# Exercise:
Work out how many lines below contain the word "initial", then give that number alone.

(Dataset entries for page text)
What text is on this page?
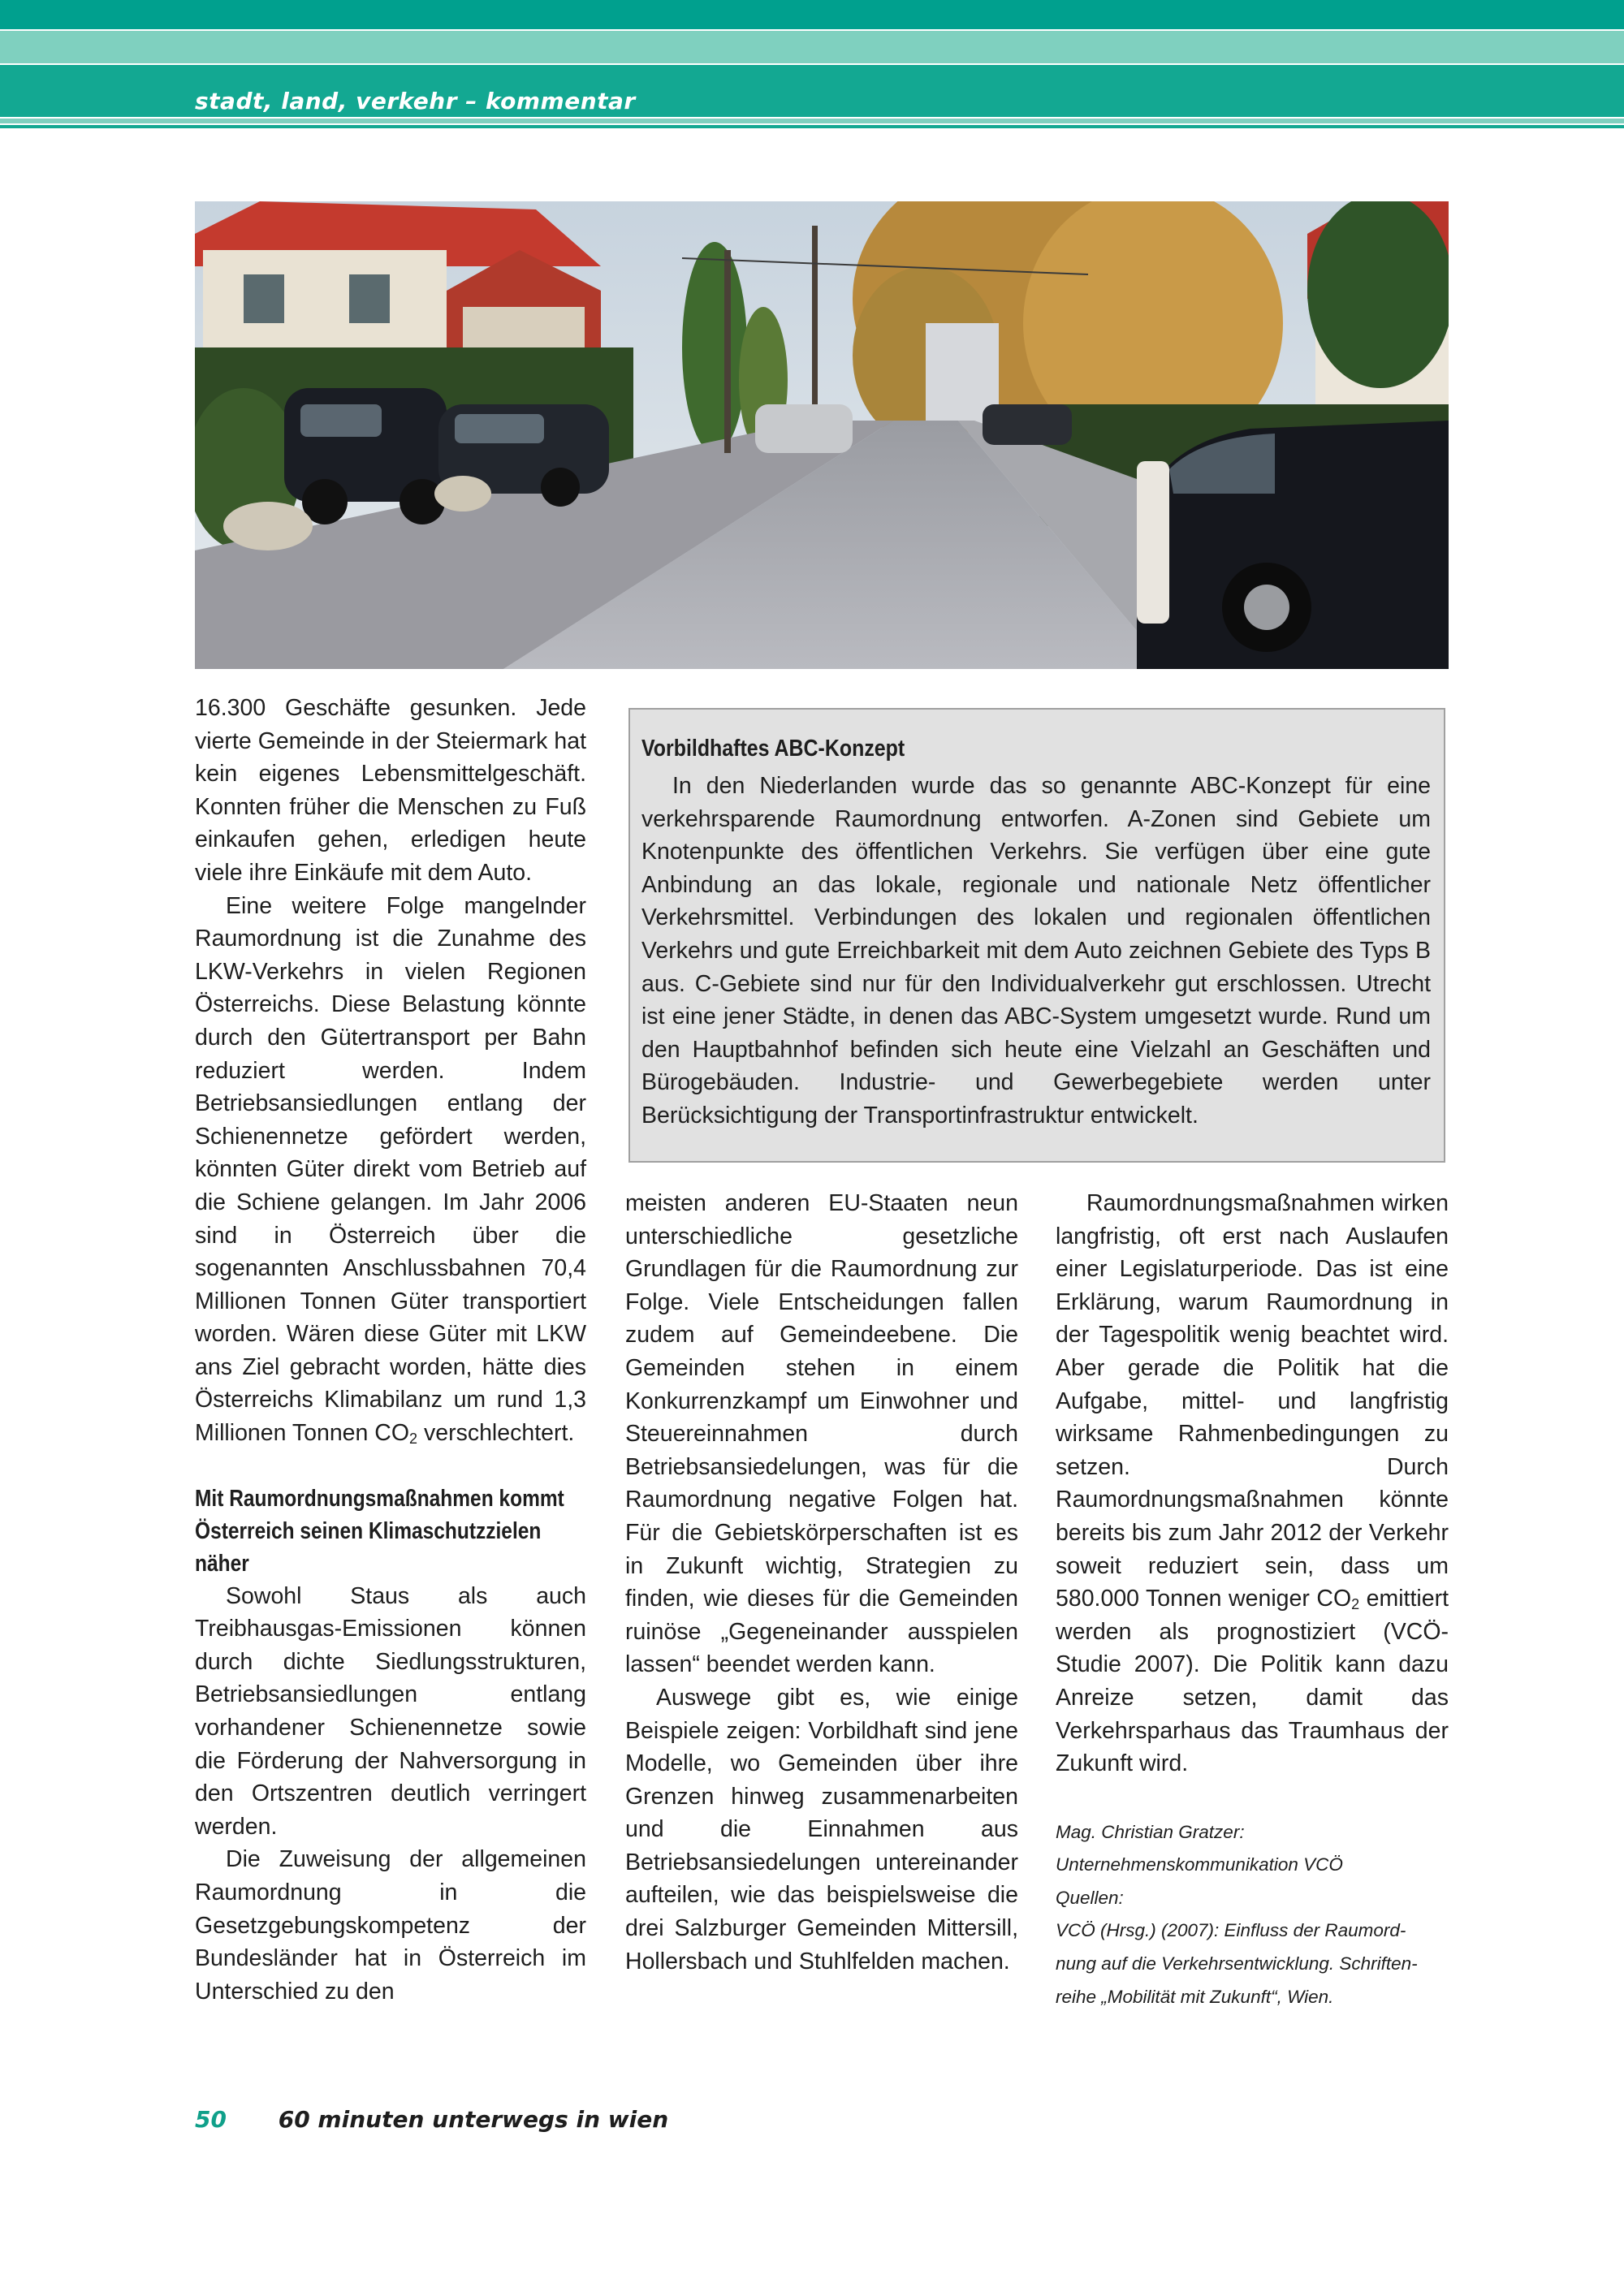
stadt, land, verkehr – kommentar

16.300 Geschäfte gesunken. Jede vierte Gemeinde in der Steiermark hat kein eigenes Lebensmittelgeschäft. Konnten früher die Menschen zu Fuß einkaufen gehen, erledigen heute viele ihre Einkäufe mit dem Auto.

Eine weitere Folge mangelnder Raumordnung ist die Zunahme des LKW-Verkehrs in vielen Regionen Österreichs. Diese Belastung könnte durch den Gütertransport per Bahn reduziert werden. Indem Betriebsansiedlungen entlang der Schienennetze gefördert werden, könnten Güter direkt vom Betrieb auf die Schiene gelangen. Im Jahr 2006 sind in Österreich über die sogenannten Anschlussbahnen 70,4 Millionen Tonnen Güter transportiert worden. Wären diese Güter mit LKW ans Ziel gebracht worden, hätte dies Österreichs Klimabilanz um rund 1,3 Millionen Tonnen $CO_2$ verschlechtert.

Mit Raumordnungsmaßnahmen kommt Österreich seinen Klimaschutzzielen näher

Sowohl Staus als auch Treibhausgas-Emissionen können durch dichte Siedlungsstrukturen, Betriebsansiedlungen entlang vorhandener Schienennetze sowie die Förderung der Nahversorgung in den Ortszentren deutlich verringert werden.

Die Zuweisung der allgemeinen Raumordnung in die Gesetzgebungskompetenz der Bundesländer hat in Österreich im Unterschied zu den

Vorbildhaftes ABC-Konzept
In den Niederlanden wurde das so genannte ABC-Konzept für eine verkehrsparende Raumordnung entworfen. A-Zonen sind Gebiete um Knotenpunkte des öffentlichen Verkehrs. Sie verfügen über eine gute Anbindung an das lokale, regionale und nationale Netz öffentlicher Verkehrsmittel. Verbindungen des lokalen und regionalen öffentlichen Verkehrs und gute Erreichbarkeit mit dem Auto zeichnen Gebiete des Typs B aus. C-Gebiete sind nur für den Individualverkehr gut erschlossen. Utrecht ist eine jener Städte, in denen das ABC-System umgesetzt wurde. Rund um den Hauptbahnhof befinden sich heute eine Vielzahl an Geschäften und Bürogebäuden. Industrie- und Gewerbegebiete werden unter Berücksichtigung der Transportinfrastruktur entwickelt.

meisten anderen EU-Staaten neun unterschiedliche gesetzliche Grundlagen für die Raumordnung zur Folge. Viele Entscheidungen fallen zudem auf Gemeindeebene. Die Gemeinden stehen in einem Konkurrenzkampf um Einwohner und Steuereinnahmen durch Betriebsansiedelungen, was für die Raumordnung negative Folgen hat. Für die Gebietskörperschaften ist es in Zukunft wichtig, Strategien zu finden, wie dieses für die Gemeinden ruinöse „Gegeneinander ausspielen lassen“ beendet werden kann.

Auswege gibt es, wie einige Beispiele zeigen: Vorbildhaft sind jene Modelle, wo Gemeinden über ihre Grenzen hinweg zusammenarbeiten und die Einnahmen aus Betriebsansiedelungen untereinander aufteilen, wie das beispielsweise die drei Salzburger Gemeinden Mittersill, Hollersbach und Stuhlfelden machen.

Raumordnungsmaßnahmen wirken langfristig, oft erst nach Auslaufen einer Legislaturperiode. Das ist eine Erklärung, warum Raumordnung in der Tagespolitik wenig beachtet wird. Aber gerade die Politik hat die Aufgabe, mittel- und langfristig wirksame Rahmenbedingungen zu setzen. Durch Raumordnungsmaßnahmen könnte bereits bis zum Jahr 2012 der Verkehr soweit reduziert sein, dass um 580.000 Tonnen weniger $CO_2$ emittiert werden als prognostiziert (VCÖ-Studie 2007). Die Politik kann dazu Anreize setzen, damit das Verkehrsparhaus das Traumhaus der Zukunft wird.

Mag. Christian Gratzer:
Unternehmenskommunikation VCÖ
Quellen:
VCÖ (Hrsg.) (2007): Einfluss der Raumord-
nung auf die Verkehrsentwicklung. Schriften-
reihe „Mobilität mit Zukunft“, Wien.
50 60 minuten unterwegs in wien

---

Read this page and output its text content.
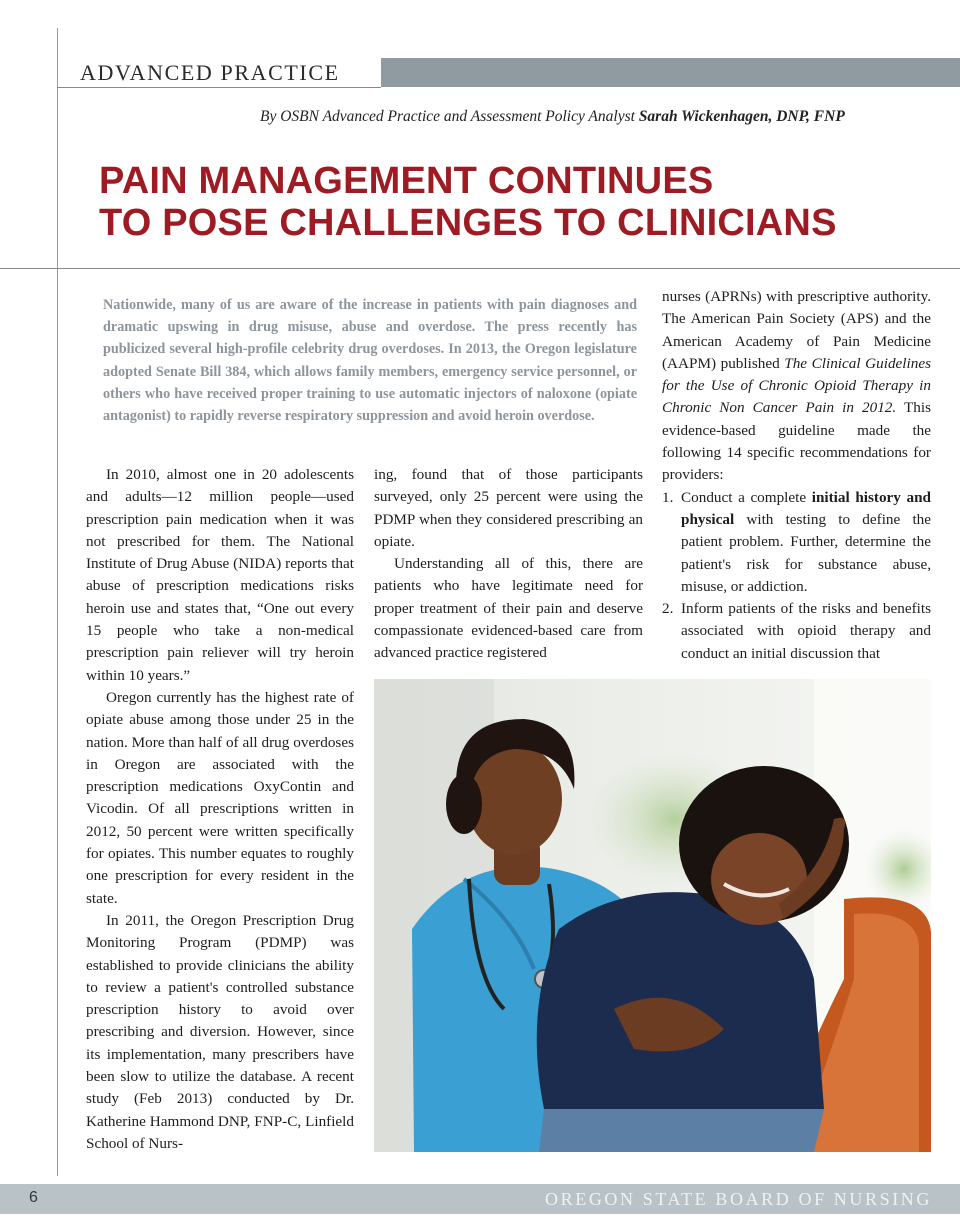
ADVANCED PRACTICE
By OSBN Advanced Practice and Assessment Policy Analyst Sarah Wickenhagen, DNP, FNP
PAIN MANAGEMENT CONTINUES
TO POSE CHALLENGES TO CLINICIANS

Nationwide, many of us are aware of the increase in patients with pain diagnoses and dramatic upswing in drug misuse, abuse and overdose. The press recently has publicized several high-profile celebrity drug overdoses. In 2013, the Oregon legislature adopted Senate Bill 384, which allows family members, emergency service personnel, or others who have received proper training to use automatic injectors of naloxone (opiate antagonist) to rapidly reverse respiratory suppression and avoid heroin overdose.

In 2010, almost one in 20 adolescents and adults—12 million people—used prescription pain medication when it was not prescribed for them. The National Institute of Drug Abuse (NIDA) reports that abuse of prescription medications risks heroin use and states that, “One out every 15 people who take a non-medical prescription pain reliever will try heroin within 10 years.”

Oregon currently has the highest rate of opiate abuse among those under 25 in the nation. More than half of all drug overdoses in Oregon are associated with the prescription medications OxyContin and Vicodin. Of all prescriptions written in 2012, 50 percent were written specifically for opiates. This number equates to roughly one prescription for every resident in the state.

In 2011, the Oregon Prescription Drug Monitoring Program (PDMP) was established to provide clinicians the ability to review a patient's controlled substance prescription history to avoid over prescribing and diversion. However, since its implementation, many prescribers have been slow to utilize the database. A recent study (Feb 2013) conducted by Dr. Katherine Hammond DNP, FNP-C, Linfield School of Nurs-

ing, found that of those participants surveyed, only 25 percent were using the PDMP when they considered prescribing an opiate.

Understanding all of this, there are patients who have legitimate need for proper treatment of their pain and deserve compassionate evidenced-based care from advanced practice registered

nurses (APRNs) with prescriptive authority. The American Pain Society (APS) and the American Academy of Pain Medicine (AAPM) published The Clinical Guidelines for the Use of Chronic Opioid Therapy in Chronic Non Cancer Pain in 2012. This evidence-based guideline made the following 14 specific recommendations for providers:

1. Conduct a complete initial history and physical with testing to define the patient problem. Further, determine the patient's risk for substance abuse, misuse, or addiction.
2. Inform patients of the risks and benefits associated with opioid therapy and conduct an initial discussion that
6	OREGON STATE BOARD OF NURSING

# Output for this exercise:
2